Listed records:
+===+

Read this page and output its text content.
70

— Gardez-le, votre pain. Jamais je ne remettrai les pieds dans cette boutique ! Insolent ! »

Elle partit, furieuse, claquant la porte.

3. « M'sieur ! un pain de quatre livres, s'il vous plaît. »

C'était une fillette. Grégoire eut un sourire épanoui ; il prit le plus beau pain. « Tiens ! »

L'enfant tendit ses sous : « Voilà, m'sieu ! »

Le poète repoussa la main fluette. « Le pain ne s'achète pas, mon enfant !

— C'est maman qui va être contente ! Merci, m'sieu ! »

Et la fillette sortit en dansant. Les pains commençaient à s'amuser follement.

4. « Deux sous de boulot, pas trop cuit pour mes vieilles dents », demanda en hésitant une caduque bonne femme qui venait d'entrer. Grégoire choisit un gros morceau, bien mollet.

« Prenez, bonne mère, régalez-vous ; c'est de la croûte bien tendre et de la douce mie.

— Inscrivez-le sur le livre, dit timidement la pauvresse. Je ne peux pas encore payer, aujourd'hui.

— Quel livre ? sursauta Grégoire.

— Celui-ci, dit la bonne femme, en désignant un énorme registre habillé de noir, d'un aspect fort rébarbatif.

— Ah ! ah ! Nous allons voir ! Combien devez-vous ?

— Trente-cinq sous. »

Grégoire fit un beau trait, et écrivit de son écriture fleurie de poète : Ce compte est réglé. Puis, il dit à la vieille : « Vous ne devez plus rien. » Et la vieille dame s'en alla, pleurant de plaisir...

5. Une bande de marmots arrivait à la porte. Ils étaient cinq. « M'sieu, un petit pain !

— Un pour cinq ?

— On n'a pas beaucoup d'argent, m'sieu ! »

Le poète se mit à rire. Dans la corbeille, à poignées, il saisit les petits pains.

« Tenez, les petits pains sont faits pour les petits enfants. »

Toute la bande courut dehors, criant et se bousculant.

+===+

Goal of the exercise: Take the entries above and copy them out exactly.

Response:
Read this page and output its text content.
70

— Gardez-le, votre pain. Jamais je ne remettrai les pieds dans cette boutique ! Insolent ! »

Elle partit, furieuse, claquant la porte.

3. « M'sieur ! un pain de quatre livres, s'il vous plaît. »

C'était une fillette. Grégoire eut un sourire épanoui ; il prit le plus beau pain. « Tiens ! »

L'enfant tendit ses sous : « Voilà, m'sieu ! »

Le poète repoussa la main fluette. « Le pain ne s'achète pas, mon enfant !

— C'est maman qui va être contente ! Merci, m'sieu ! »

Et la fillette sortit en dansant. Les pains commençaient à s'amuser follement.

4. « Deux sous de boulot, pas trop cuit pour mes vieilles dents », demanda en hésitant une caduque bonne femme qui venait d'entrer. Grégoire choisit un gros morceau, bien mollet.

« Prenez, bonne mère, régalez-vous ; c'est de la croûte bien tendre et de la douce mie.

— Inscrivez-le sur le livre, dit timidement la pauvresse. Je ne peux pas encore payer, aujourd'hui.

— Quel livre ? sursauta Grégoire.

— Celui-ci, dit la bonne femme, en désignant un énorme registre habillé de noir, d'un aspect fort rébarbatif.

— Ah ! ah ! Nous allons voir ! Combien devez-vous ?

— Trente-cinq sous. »

Grégoire fit un beau trait, et écrivit de son écriture fleurie de poète : Ce compte est réglé. Puis, il dit à la vieille : « Vous ne devez plus rien. » Et la vieille dame s'en alla, pleurant de plaisir...

5. Une bande de marmots arrivait à la porte. Ils étaient cinq. « M'sieu, un petit pain !

— Un pour cinq ?

— On n'a pas beaucoup d'argent, m'sieu ! »

Le poète se mit à rire. Dans la corbeille, à poignées, il saisit les petits pains.

« Tenez, les petits pains sont faits pour les petits enfants. »

Toute la bande courut dehors, criant et se bousculant.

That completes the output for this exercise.